Single out the lines that include the word "dominance". Copy them.

☆ ☆ ☆ ☆ ☆ ☆ ☆

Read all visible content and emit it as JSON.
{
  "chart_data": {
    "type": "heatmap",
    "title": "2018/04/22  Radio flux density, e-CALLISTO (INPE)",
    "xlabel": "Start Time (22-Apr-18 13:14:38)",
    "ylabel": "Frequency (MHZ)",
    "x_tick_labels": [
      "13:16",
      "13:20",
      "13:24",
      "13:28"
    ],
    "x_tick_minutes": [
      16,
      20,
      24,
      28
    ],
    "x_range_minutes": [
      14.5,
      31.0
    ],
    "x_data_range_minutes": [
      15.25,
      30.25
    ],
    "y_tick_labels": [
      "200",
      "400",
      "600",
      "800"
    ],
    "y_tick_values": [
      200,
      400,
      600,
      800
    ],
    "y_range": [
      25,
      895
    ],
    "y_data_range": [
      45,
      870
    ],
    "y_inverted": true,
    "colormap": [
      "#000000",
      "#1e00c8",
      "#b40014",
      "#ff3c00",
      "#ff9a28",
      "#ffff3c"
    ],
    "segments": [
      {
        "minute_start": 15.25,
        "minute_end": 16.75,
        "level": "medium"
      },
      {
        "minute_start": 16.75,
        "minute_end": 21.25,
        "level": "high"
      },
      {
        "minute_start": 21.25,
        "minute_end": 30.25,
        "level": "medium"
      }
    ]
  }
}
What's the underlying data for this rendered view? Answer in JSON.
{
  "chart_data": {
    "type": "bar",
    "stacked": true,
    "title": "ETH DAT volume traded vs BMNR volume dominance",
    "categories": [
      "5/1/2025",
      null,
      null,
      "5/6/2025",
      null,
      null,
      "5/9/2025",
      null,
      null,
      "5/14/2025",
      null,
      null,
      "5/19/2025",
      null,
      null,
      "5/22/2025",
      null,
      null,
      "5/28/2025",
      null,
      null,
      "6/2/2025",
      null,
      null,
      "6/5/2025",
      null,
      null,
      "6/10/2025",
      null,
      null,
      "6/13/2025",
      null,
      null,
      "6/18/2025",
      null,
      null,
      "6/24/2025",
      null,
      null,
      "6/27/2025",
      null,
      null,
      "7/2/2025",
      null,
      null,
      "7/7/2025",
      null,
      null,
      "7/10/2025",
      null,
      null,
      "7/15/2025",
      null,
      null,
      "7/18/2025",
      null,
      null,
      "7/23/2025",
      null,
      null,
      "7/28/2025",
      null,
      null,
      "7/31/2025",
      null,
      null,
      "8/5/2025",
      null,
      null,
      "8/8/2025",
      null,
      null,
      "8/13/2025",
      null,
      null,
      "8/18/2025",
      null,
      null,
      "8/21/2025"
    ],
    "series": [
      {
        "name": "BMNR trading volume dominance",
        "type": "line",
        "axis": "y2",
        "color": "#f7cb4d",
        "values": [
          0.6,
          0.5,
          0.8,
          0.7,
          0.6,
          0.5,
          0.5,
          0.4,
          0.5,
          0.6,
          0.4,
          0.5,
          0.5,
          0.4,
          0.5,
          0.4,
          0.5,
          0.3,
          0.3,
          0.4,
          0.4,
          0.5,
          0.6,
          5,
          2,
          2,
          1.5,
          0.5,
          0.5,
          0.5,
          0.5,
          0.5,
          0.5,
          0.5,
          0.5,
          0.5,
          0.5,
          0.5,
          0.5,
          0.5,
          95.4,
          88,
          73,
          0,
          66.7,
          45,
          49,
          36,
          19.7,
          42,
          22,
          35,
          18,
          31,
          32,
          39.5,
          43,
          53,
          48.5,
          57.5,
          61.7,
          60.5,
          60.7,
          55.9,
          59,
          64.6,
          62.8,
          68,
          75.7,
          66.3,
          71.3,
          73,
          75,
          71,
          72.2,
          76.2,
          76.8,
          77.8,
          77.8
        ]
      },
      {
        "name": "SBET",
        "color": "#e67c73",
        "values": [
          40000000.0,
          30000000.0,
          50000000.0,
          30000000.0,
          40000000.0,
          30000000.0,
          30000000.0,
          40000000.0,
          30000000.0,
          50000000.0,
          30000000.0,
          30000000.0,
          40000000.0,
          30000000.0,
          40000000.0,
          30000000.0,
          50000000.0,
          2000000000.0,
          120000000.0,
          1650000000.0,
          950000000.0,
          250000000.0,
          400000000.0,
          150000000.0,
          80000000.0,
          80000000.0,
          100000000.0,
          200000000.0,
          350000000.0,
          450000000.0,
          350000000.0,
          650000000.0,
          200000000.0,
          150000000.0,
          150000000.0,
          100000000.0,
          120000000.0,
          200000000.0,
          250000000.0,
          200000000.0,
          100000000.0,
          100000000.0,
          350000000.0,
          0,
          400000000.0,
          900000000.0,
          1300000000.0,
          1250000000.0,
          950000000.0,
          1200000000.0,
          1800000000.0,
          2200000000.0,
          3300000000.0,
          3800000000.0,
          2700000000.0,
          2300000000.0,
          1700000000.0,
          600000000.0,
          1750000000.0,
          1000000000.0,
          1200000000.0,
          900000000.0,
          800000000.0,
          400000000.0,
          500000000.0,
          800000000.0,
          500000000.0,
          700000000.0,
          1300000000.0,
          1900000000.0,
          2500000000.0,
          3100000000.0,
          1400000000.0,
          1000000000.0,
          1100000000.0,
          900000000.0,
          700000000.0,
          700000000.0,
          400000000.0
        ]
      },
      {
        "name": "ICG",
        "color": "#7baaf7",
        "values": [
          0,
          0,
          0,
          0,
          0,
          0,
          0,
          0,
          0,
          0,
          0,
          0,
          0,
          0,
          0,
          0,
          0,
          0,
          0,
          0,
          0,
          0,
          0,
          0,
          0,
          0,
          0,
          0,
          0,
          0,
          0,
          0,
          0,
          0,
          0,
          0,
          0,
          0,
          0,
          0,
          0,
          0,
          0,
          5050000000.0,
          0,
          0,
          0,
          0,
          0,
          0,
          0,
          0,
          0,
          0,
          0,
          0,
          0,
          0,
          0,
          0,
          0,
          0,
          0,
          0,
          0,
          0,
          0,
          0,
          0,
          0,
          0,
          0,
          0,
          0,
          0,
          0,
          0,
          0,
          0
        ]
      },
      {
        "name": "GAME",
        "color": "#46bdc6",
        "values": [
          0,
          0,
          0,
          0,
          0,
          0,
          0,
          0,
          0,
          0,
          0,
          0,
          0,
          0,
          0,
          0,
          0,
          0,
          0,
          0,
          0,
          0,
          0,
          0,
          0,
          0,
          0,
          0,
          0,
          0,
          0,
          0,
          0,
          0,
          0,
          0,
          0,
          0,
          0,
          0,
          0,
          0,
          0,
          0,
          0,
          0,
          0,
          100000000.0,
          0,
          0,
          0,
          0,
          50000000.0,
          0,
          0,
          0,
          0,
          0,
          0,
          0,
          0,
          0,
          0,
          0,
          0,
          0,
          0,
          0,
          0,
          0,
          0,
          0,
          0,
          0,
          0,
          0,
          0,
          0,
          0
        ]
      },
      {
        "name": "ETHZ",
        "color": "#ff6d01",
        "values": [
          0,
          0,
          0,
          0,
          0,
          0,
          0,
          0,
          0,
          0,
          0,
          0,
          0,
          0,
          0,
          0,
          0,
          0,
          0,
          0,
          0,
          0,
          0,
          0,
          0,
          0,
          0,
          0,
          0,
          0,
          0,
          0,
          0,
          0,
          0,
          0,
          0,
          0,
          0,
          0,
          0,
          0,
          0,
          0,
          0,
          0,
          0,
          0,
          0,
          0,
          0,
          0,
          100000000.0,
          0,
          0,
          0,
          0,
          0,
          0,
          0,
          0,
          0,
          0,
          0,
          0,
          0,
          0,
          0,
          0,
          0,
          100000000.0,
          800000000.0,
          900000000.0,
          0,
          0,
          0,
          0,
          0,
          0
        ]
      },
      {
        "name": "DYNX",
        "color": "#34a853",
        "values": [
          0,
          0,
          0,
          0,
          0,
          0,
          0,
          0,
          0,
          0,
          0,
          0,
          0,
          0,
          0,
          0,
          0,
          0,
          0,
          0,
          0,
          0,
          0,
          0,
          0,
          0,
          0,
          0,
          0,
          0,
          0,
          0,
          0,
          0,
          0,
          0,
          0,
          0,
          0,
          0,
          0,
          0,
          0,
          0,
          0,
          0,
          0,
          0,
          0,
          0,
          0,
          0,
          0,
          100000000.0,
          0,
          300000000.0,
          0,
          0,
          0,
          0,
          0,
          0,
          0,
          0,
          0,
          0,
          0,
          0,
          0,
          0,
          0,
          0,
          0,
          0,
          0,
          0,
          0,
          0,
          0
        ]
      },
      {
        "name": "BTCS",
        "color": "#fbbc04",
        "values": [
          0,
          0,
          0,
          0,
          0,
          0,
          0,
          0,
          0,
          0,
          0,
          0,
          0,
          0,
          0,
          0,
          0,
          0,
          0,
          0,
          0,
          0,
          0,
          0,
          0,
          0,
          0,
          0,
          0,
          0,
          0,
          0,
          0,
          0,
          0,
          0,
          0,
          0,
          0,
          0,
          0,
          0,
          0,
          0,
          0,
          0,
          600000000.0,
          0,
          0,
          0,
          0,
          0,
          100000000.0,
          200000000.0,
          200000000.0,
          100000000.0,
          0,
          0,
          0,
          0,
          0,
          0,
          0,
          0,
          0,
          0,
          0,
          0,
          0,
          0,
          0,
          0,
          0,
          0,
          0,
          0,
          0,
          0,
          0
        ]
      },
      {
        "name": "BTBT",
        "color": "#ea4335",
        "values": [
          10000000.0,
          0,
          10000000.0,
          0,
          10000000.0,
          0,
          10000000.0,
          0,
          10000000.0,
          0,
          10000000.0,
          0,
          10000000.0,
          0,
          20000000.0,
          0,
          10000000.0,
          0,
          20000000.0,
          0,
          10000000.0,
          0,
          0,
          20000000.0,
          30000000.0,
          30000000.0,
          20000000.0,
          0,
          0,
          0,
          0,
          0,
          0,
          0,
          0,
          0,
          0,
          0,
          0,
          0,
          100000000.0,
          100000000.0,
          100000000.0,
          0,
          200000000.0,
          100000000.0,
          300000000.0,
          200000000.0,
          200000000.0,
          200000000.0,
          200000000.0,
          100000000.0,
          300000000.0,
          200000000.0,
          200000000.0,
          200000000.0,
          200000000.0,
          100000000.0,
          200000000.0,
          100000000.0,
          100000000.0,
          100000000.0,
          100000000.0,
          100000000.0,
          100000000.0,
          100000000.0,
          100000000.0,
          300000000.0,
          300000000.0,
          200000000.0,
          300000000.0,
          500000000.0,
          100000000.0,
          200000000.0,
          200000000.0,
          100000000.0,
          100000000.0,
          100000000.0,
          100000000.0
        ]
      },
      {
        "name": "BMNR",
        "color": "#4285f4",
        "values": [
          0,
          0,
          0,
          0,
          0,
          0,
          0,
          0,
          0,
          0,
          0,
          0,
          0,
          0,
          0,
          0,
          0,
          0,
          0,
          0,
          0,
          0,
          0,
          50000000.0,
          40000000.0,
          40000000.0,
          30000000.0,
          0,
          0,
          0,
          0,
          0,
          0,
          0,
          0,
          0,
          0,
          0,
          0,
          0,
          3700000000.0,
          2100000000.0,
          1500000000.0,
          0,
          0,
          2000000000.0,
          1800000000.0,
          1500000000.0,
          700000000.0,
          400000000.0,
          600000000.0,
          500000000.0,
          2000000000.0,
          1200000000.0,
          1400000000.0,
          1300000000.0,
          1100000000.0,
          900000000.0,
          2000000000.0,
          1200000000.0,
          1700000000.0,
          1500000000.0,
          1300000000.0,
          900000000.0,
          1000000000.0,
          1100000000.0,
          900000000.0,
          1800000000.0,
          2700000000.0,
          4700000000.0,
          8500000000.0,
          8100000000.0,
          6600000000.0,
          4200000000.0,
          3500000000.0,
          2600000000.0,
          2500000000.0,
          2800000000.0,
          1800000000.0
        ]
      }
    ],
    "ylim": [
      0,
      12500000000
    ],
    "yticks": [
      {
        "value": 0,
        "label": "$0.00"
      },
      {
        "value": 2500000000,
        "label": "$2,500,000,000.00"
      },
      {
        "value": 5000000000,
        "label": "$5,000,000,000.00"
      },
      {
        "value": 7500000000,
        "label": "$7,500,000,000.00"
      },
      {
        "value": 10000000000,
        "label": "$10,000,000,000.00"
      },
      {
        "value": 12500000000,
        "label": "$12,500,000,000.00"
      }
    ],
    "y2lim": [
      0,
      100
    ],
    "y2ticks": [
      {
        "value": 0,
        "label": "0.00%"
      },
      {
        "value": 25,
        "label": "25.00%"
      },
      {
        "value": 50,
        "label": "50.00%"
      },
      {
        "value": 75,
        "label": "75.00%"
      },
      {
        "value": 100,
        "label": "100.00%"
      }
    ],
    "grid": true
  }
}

☆ ☆ ☆ ☆ ☆ ☆ ☆

▸ TASK RESPONSE
    "title": "ETH DAT volume traded vs BMNR volume dominance",
        "name": "BMNR trading volume dominance",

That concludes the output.